DATASET ENTRIES ::
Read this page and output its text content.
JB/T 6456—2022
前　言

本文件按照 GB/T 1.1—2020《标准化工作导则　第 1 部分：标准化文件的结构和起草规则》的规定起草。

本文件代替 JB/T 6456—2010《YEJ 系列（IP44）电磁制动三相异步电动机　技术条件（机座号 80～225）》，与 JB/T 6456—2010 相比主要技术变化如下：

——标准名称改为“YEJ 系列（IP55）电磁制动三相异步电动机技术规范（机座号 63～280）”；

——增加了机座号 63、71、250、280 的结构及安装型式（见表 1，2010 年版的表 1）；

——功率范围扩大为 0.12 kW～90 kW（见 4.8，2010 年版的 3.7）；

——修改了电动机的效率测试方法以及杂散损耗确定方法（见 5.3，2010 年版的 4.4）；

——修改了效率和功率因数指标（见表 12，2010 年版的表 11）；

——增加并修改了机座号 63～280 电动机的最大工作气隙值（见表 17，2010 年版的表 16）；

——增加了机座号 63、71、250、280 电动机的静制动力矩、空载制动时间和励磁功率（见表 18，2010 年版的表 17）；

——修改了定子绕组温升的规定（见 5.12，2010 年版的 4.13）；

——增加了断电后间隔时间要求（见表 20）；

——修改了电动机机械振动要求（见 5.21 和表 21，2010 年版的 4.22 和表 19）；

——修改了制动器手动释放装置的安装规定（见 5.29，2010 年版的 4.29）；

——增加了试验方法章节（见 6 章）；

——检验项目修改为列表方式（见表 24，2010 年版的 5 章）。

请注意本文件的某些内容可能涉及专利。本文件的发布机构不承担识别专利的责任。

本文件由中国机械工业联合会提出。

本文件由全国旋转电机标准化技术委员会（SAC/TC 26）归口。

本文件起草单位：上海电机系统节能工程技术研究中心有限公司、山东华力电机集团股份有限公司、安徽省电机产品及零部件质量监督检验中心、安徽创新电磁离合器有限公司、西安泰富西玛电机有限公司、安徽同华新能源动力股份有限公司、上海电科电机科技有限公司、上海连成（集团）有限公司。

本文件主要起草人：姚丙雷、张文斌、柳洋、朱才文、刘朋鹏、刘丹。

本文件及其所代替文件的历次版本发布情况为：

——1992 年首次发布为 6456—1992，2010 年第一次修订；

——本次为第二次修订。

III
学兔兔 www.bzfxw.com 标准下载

WRITTEN PROBLEM :: Each line of the listing should be copied exactly.

TASK RESULT ::
Read this page and output its text content.
JB/T 6456—2022
前　言

本文件按照 GB/T 1.1—2020《标准化工作导则　第 1 部分：标准化文件的结构和起草规则》的规定起草。

本文件代替 JB/T 6456—2010《YEJ 系列（IP44）电磁制动三相异步电动机　技术条件（机座号 80～225）》，与 JB/T 6456—2010 相比主要技术变化如下：

——标准名称改为“YEJ 系列（IP55）电磁制动三相异步电动机技术规范（机座号 63～280）”；

——增加了机座号 63、71、250、280 的结构及安装型式（见表 1，2010 年版的表 1）；

——功率范围扩大为 0.12 kW～90 kW（见 4.8，2010 年版的 3.7）；

——修改了电动机的效率测试方法以及杂散损耗确定方法（见 5.3，2010 年版的 4.4）；

——修改了效率和功率因数指标（见表 12，2010 年版的表 11）；

——增加并修改了机座号 63～280 电动机的最大工作气隙值（见表 17，2010 年版的表 16）；

——增加了机座号 63、71、250、280 电动机的静制动力矩、空载制动时间和励磁功率（见表 18，2010 年版的表 17）；

——修改了定子绕组温升的规定（见 5.12，2010 年版的 4.13）；

——增加了断电后间隔时间要求（见表 20）；

——修改了电动机机械振动要求（见 5.21 和表 21，2010 年版的 4.22 和表 19）；

——修改了制动器手动释放装置的安装规定（见 5.29，2010 年版的 4.29）；

——增加了试验方法章节（见 6 章）；

——检验项目修改为列表方式（见表 24，2010 年版的 5 章）。

请注意本文件的某些内容可能涉及专利。本文件的发布机构不承担识别专利的责任。

本文件由中国机械工业联合会提出。

本文件由全国旋转电机标准化技术委员会（SAC/TC 26）归口。

本文件起草单位：上海电机系统节能工程技术研究中心有限公司、山东华力电机集团股份有限公司、安徽省电机产品及零部件质量监督检验中心、安徽创新电磁离合器有限公司、西安泰富西玛电机有限公司、安徽同华新能源动力股份有限公司、上海电科电机科技有限公司、上海连成（集团）有限公司。

本文件主要起草人：姚丙雷、张文斌、柳洋、朱才文、刘朋鹏、刘丹。

本文件及其所代替文件的历次版本发布情况为：

——1992 年首次发布为 6456—1992，2010 年第一次修订；

——本次为第二次修订。

III
学兔兔 www.bzfxw.com 标准下载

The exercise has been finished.